* **TASK INSTRUCTIONS**: Go through the entries and say how many lines contain the string "name". The number is the whole answer.

Figure data in JSON
-=-=-=-=-

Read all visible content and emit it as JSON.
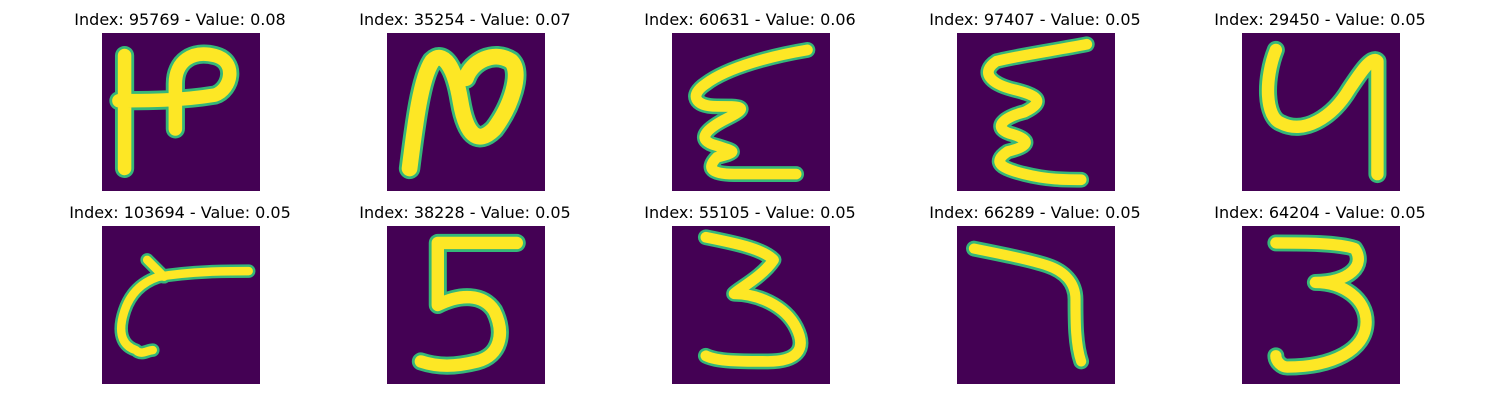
{
  "colors": {
    "background": "#440154",
    "stroke": "#fde725",
    "edge": "#35b779"
  },
  "panels": [
    {
      "title": "Index: 95769 - Value: 0.08",
      "index": 95769,
      "value": 0.08,
      "glyph": "handwritten-2-variant"
    },
    {
      "title": "Index: 35254 - Value: 0.07",
      "index": 35254,
      "value": 0.07,
      "glyph": "handwritten-N-shape"
    },
    {
      "title": "Index: 60631 - Value: 0.06",
      "index": 60631,
      "value": 0.06,
      "glyph": "handwritten-zigzag"
    },
    {
      "title": "Index: 97407 - Value: 0.05",
      "index": 97407,
      "value": 0.05,
      "glyph": "handwritten-zigzag"
    },
    {
      "title": "Index: 29450 - Value: 0.05",
      "index": 29450,
      "value": 0.05,
      "glyph": "handwritten-4-variant"
    },
    {
      "title": "Index: 103694 - Value: 0.05",
      "index": 103694,
      "value": 0.05,
      "glyph": "handwritten-curve"
    },
    {
      "title": "Index: 38228 - Value: 0.05",
      "index": 38228,
      "value": 0.05,
      "glyph": "handwritten-5"
    },
    {
      "title": "Index: 55105 - Value: 0.05",
      "index": 55105,
      "value": 0.05,
      "glyph": "handwritten-3"
    },
    {
      "title": "Index: 66289 - Value: 0.05",
      "index": 66289,
      "value": 0.05,
      "glyph": "handwritten-7"
    },
    {
      "title": "Index: 64204 - Value: 0.05",
      "index": 64204,
      "value": 0.05,
      "glyph": "handwritten-3"
    }
  ]
}
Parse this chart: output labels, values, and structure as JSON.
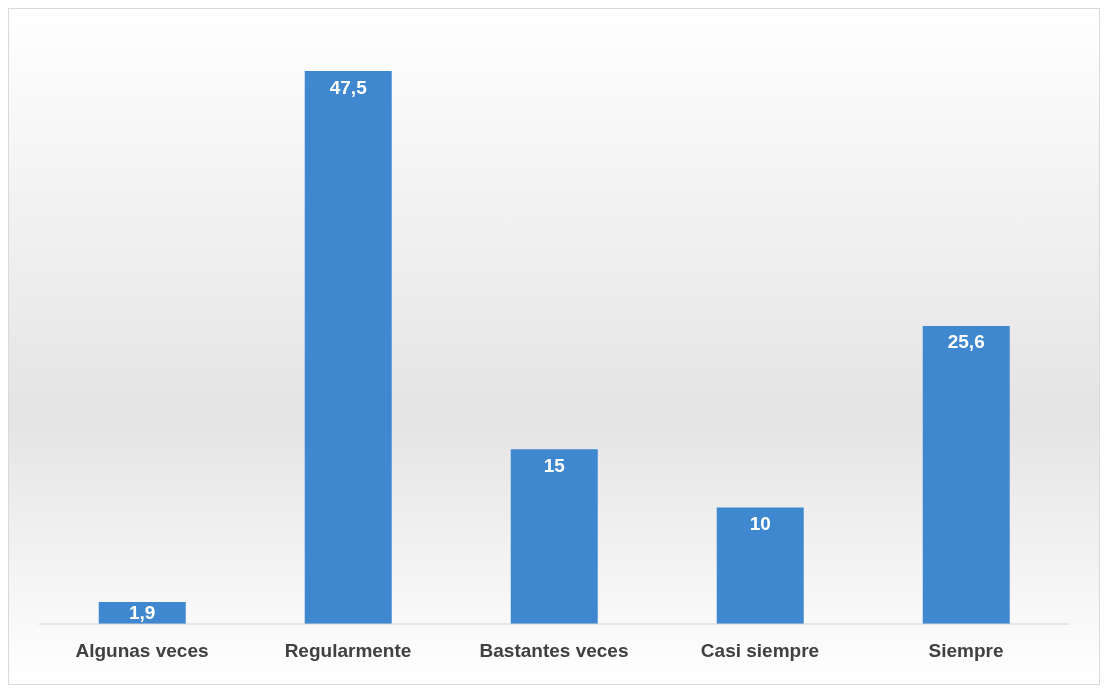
{
  "chart_data": {
    "type": "bar",
    "categories": [
      "Algunas veces",
      "Regularmente",
      "Bastantes veces",
      "Casi siempre",
      "Siempre"
    ],
    "values": [
      1.9,
      47.5,
      15,
      10,
      25.6
    ],
    "value_labels": [
      "1,9",
      "47,5",
      "15",
      "10",
      "25,6"
    ],
    "color": "#3f88d0",
    "grid": false,
    "legend": false
  }
}
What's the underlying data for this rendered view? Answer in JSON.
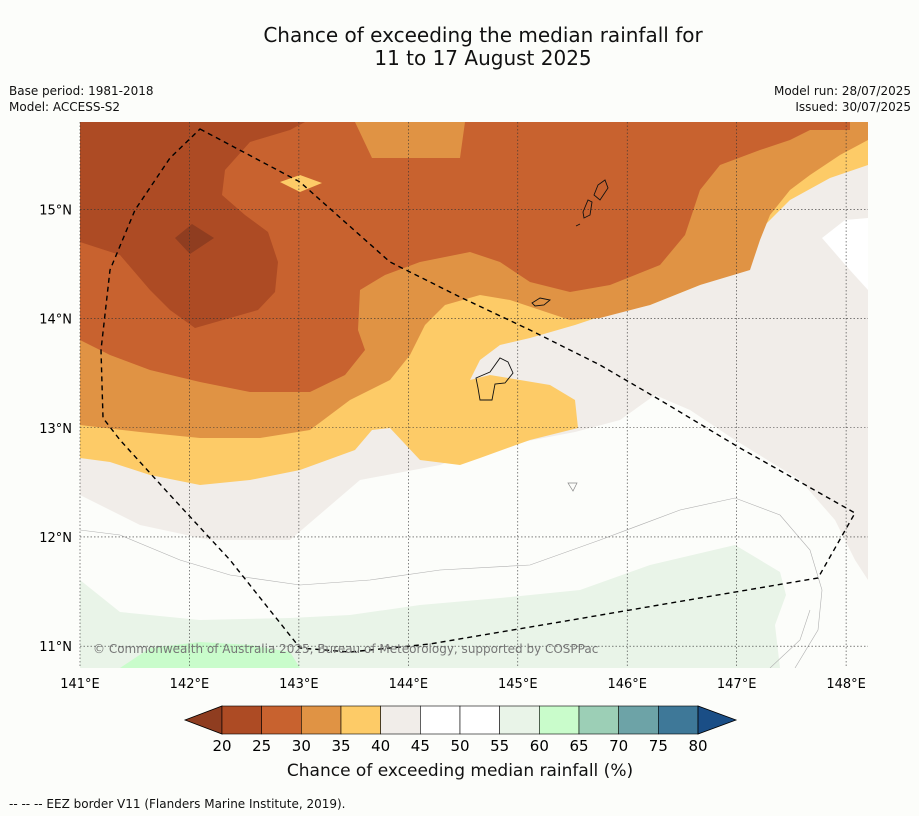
{
  "header": {
    "title_line1": "Chance of exceeding the median rainfall for",
    "title_line2": "11 to 17 August 2025",
    "base_period": "Base period: 1981-2018",
    "model": "Model: ACCESS-S2",
    "model_run": "Model run: 28/07/2025",
    "issued": "Issued: 30/07/2025"
  },
  "map": {
    "lon_range": [
      141,
      148.2
    ],
    "lat_range": [
      10.8,
      15.8
    ],
    "lon_ticks": [
      "141°E",
      "142°E",
      "143°E",
      "144°E",
      "145°E",
      "146°E",
      "147°E",
      "148°E"
    ],
    "lat_ticks": [
      "15°N",
      "14°N",
      "13°N",
      "12°N",
      "11°N"
    ],
    "gridlines": true,
    "eez_border": "dashed",
    "copyright": "© Commonwealth of Australia 2025, Bureau of Meteorology, supported by COSPPac"
  },
  "colorbar": {
    "ticks": [
      "20",
      "25",
      "30",
      "35",
      "40",
      "45",
      "50",
      "55",
      "60",
      "65",
      "70",
      "75",
      "80"
    ],
    "colors": [
      "#ad4b24",
      "#c8622f",
      "#e09344",
      "#fdcb67",
      "#f1ede9",
      "#ffffff",
      "#ffffff",
      "#e9f4e8",
      "#c9fccb",
      "#9ccfb6",
      "#6da3a7",
      "#3e7898"
    ],
    "low_extend_color": "#8f3d20",
    "high_extend_color": "#1a4e86",
    "label": "Chance of exceeding median rainfall (%)"
  },
  "footnote": "--  --  -- EEZ border V11 (Flanders Marine Institute, 2019)."
}
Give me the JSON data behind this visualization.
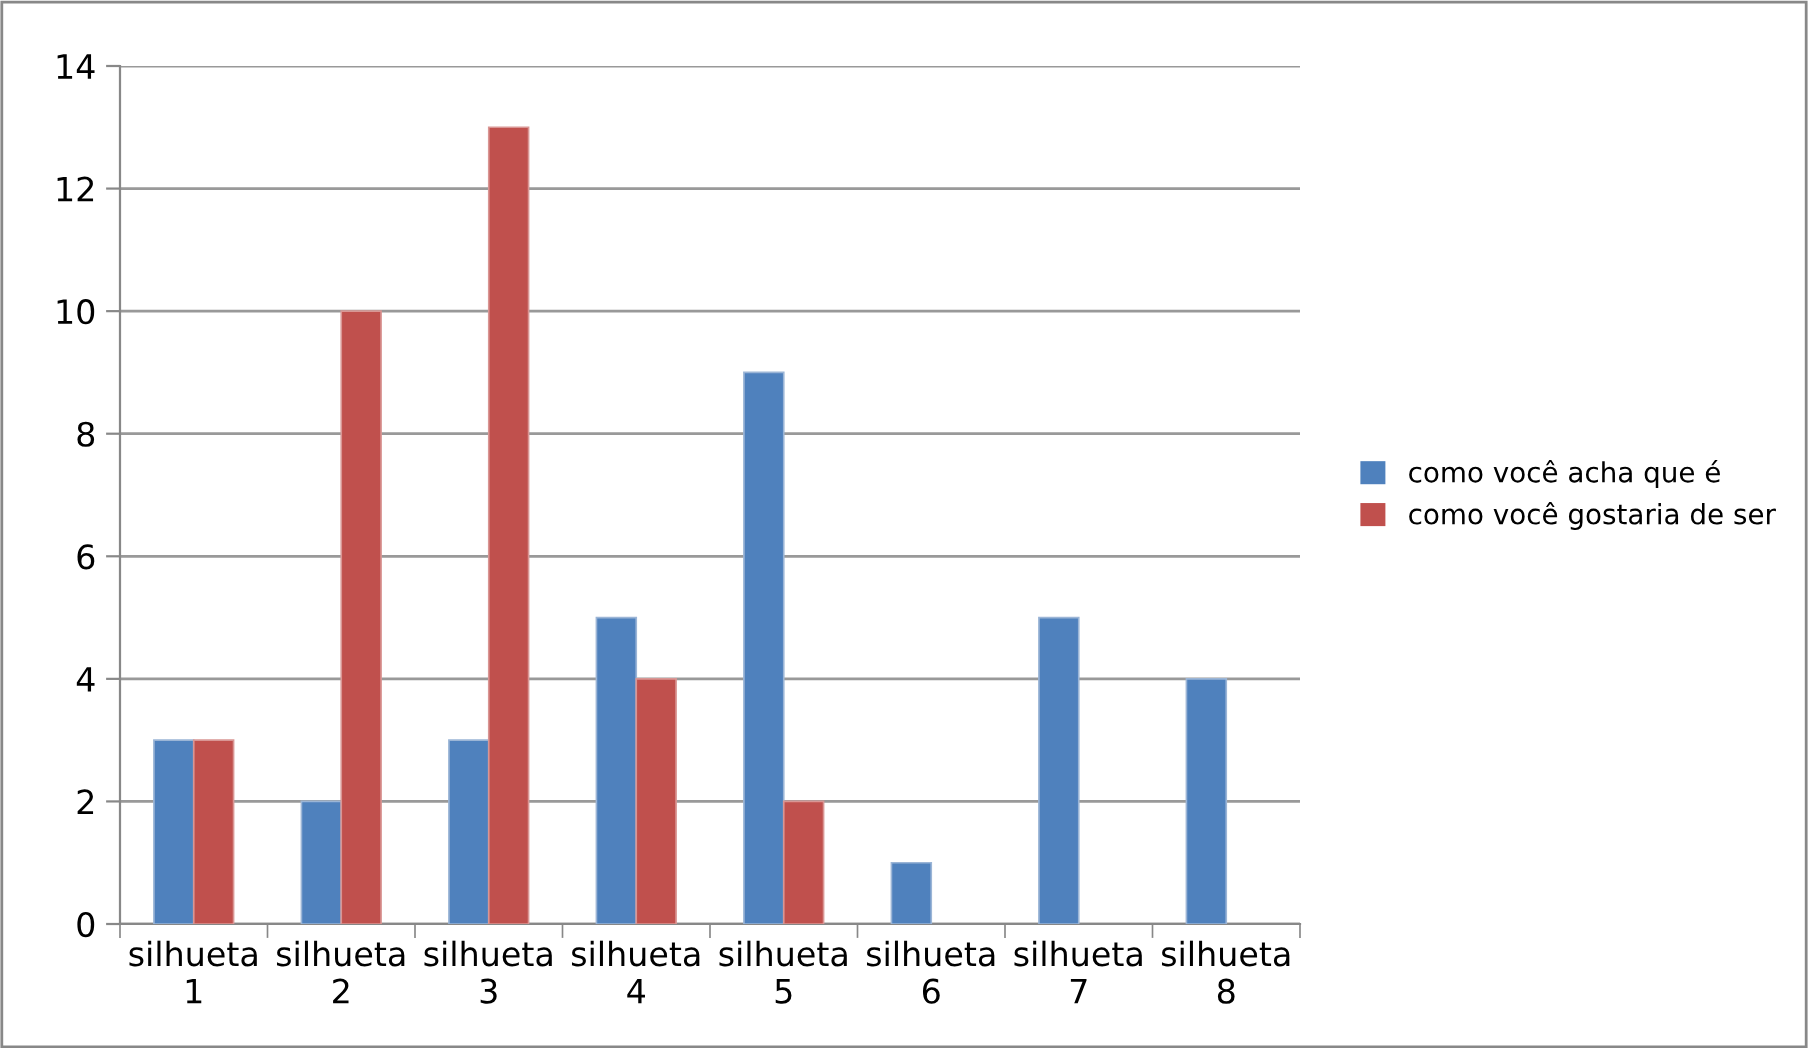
{
  "chart_data": {
    "type": "bar",
    "categories": [
      "silhueta\n1",
      "silhueta\n2",
      "silhueta\n3",
      "silhueta\n4",
      "silhueta\n5",
      "silhueta\n6",
      "silhueta\n7",
      "silhueta\n8"
    ],
    "series": [
      {
        "name": "como você acha que é",
        "color": "#4f81bd",
        "values": [
          3,
          2,
          3,
          5,
          9,
          1,
          5,
          4
        ]
      },
      {
        "name": "como você gostaria de ser",
        "color": "#c0504d",
        "values": [
          3,
          10,
          13,
          4,
          2,
          0,
          0,
          0
        ]
      }
    ],
    "ylim": [
      0,
      14
    ],
    "yticks": [
      0,
      2,
      4,
      6,
      8,
      10,
      12,
      14
    ],
    "grid": "y",
    "legend": "right"
  }
}
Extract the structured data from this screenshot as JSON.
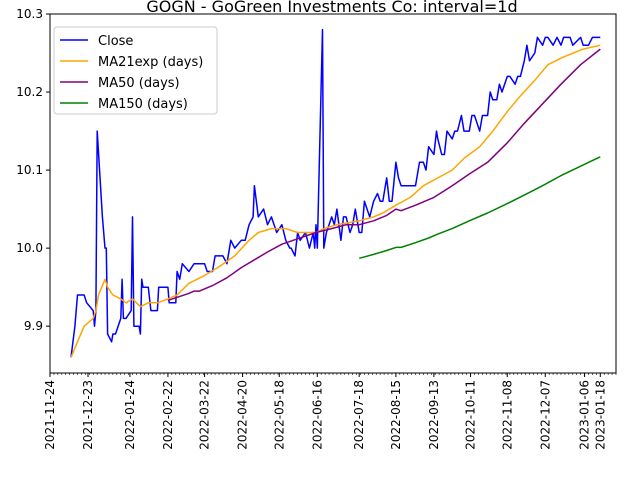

-=-=-=-=-

* **SOLUTION TO THIS TASK**: 2